Write out exactly the lines running from the line that includes "Decode this image" to the end of the data, both ends included, and nothing besides.

--- START OF THE RECORDS ---

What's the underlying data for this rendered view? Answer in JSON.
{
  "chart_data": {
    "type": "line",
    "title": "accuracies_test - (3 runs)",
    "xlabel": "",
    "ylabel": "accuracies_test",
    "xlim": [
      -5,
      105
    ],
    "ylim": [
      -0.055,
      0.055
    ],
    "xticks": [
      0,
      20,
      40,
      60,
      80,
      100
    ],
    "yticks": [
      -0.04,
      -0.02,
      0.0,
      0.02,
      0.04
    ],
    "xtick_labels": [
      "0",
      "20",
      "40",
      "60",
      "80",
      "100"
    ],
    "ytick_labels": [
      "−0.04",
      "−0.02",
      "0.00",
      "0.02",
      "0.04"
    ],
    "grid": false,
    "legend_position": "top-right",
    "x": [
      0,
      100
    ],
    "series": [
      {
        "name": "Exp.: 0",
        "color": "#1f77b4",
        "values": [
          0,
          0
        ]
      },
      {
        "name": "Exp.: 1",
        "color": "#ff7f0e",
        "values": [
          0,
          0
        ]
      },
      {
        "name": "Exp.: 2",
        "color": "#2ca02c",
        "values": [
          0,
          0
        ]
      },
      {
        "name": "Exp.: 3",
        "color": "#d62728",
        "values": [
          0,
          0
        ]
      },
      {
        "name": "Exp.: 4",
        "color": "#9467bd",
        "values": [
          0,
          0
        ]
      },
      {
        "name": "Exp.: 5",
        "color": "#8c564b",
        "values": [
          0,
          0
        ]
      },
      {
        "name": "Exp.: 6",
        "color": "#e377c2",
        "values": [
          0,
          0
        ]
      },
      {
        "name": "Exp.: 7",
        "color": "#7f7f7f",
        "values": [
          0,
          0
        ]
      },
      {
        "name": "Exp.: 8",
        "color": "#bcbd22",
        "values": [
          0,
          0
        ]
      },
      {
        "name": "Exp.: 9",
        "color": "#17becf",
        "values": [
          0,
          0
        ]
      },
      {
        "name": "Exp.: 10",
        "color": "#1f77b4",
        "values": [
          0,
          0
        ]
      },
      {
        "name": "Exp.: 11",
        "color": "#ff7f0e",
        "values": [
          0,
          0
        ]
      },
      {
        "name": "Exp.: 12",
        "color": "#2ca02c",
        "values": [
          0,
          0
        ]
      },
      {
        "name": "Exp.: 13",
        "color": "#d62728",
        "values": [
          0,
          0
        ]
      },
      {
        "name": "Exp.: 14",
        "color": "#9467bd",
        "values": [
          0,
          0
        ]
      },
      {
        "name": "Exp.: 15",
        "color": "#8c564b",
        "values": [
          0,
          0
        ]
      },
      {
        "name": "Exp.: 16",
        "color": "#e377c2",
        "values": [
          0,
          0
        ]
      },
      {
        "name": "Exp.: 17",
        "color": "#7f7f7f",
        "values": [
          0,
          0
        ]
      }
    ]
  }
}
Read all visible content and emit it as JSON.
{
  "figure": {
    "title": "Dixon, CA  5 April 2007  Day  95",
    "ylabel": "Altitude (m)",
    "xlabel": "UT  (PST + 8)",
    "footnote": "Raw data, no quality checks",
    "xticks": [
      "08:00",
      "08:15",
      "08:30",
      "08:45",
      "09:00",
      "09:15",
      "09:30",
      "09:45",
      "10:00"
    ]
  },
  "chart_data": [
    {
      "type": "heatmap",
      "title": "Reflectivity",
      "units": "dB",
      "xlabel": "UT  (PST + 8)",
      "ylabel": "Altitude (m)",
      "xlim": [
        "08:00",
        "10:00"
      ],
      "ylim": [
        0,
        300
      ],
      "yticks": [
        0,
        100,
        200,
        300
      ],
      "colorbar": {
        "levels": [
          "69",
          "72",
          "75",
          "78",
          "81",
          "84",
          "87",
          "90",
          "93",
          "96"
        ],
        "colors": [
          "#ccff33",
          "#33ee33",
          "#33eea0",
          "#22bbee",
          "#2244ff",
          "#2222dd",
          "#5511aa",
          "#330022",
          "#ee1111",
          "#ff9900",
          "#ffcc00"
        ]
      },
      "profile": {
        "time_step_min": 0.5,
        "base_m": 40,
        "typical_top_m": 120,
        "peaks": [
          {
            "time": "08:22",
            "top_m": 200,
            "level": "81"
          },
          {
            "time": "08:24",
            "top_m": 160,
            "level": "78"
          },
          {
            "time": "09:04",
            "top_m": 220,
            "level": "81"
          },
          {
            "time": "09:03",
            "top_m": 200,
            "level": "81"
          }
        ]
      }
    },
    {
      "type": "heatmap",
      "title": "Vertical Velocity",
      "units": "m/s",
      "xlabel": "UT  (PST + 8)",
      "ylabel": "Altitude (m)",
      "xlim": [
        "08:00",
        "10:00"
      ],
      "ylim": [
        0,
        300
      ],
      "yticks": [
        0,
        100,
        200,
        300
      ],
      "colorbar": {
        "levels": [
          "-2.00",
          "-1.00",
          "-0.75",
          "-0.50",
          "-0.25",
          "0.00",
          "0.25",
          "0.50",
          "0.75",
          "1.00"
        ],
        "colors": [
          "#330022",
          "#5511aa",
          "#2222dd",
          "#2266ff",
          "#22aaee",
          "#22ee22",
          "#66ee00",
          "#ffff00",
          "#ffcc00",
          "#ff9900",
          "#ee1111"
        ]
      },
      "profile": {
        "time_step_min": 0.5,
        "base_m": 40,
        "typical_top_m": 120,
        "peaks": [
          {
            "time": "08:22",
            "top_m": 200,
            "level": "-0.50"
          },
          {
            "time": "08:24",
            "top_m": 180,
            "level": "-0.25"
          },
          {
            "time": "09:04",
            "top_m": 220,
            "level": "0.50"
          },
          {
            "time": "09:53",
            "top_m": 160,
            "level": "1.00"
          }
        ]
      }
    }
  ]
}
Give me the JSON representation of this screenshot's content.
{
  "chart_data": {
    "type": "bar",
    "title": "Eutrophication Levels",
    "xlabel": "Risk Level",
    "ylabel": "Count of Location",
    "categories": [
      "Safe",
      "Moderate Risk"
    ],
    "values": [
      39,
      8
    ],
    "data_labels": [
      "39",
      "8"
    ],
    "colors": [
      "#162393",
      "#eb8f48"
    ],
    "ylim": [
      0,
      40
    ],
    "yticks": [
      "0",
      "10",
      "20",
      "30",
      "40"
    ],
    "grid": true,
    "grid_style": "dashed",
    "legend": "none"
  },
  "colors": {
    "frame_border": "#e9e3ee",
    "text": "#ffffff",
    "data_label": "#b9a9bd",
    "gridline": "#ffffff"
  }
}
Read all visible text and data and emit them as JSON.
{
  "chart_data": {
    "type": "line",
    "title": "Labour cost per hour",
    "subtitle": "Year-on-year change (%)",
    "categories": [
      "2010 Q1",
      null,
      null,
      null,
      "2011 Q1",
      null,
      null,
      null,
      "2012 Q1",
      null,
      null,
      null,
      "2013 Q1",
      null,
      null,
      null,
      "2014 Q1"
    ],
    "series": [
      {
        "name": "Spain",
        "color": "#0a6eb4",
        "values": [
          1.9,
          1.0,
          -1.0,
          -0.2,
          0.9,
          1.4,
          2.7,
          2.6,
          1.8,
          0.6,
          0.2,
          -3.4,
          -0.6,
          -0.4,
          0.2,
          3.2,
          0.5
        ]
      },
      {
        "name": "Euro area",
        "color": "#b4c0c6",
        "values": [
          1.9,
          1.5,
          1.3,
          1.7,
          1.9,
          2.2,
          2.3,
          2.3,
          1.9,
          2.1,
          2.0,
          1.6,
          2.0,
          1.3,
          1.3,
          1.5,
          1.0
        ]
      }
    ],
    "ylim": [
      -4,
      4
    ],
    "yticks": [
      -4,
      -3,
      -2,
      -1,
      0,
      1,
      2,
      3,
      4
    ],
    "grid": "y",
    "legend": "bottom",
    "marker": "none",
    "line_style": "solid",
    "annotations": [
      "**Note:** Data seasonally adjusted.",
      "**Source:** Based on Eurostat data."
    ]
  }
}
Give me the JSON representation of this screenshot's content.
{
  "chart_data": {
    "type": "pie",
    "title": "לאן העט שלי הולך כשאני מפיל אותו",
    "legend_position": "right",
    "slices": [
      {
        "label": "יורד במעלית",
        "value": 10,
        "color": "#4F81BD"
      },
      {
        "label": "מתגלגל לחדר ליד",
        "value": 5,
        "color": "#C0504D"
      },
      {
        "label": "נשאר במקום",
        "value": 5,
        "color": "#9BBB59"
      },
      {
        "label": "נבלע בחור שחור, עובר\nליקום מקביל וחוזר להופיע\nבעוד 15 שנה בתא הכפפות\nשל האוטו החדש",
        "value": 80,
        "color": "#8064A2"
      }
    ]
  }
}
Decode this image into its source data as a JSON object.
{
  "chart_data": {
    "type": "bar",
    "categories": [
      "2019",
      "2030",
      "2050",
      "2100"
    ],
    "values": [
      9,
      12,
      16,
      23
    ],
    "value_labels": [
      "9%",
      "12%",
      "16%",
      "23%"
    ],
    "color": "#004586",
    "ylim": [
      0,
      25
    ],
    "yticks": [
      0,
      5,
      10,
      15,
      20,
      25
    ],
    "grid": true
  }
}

--- END OF THE RECORDS ---

◆ FINAL ANSWER ◆
Decode this image into its source data as a JSON object.
{
  "chart_data": {
    "type": "bar",
    "categories": [
      "2019",
      "2030",
      "2050",
      "2100"
    ],
    "values": [
      9,
      12,
      16,
      23
    ],
    "value_labels": [
      "9%",
      "12%",
      "16%",
      "23%"
    ],
    "color": "#004586",
    "ylim": [
      0,
      25
    ],
    "yticks": [
      0,
      5,
      10,
      15,
      20,
      25
    ],
    "grid": true
  }
}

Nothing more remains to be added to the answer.